Stated goal:
Copy all records verbatim.

Extracted entries:
________________

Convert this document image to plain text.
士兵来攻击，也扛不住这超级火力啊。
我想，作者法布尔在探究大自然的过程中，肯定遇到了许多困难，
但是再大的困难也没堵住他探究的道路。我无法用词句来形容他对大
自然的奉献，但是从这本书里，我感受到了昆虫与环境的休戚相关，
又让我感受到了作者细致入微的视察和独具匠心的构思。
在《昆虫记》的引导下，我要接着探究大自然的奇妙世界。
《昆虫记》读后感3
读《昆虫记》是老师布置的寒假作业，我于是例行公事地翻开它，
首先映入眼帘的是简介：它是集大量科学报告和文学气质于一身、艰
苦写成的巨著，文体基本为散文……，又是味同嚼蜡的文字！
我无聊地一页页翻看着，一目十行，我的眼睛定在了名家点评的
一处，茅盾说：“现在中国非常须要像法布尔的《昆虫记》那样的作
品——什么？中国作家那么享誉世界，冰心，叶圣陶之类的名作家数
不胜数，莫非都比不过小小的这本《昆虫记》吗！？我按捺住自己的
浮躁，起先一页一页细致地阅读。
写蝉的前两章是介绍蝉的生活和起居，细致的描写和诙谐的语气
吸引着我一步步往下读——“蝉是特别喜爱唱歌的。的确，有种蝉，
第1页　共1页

________________

Task output:
Convert this document image to plain text.
士兵来攻击，也扛不住这超级火力啊。
我想，作者法布尔在探究大自然的过程中，肯定遇到了许多困难，
但是再大的困难也没堵住他探究的道路。我无法用词句来形容他对大
自然的奉献，但是从这本书里，我感受到了昆虫与环境的休戚相关，
又让我感受到了作者细致入微的视察和独具匠心的构思。
在《昆虫记》的引导下，我要接着探究大自然的奇妙世界。
《昆虫记》读后感3
读《昆虫记》是老师布置的寒假作业，我于是例行公事地翻开它，
首先映入眼帘的是简介：它是集大量科学报告和文学气质于一身、艰
苦写成的巨著，文体基本为散文……，又是味同嚼蜡的文字！
我无聊地一页页翻看着，一目十行，我的眼睛定在了名家点评的
一处，茅盾说：“现在中国非常须要像法布尔的《昆虫记》那样的作
品——什么？中国作家那么享誉世界，冰心，叶圣陶之类的名作家数
不胜数，莫非都比不过小小的这本《昆虫记》吗！？我按捺住自己的
浮躁，起先一页一页细致地阅读。
写蝉的前两章是介绍蝉的生活和起居，细致的描写和诙谐的语气
吸引着我一步步往下读——“蝉是特别喜爱唱歌的。的确，有种蝉，
第1页　共1页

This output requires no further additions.